Lines of data
□ □ □ □

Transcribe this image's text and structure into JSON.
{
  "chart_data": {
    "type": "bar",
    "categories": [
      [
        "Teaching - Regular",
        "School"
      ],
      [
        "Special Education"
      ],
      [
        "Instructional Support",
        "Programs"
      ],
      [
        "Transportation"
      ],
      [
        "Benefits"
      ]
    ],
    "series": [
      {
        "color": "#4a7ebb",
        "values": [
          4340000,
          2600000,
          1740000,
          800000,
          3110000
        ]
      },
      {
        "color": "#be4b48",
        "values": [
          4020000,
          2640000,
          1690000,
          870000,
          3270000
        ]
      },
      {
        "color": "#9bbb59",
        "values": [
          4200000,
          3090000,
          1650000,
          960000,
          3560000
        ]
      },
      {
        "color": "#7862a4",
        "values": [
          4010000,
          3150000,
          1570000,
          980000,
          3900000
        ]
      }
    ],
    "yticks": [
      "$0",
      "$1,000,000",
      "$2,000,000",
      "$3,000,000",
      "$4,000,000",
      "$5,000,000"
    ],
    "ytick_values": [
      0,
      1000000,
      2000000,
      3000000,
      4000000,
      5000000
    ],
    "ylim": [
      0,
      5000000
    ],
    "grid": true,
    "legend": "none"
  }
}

□ □ □ □

**What to work on**
Every entry above should be retyped exactly as shown.

**Answer below**
Transcribe this image's text and structure into JSON.
{
  "chart_data": {
    "type": "bar",
    "categories": [
      [
        "Teaching - Regular",
        "School"
      ],
      [
        "Special Education"
      ],
      [
        "Instructional Support",
        "Programs"
      ],
      [
        "Transportation"
      ],
      [
        "Benefits"
      ]
    ],
    "series": [
      {
        "color": "#4a7ebb",
        "values": [
          4340000,
          2600000,
          1740000,
          800000,
          3110000
        ]
      },
      {
        "color": "#be4b48",
        "values": [
          4020000,
          2640000,
          1690000,
          870000,
          3270000
        ]
      },
      {
        "color": "#9bbb59",
        "values": [
          4200000,
          3090000,
          1650000,
          960000,
          3560000
        ]
      },
      {
        "color": "#7862a4",
        "values": [
          4010000,
          3150000,
          1570000,
          980000,
          3900000
        ]
      }
    ],
    "yticks": [
      "$0",
      "$1,000,000",
      "$2,000,000",
      "$3,000,000",
      "$4,000,000",
      "$5,000,000"
    ],
    "ytick_values": [
      0,
      1000000,
      2000000,
      3000000,
      4000000,
      5000000
    ],
    "ylim": [
      0,
      5000000
    ],
    "grid": true,
    "legend": "none"
  }
}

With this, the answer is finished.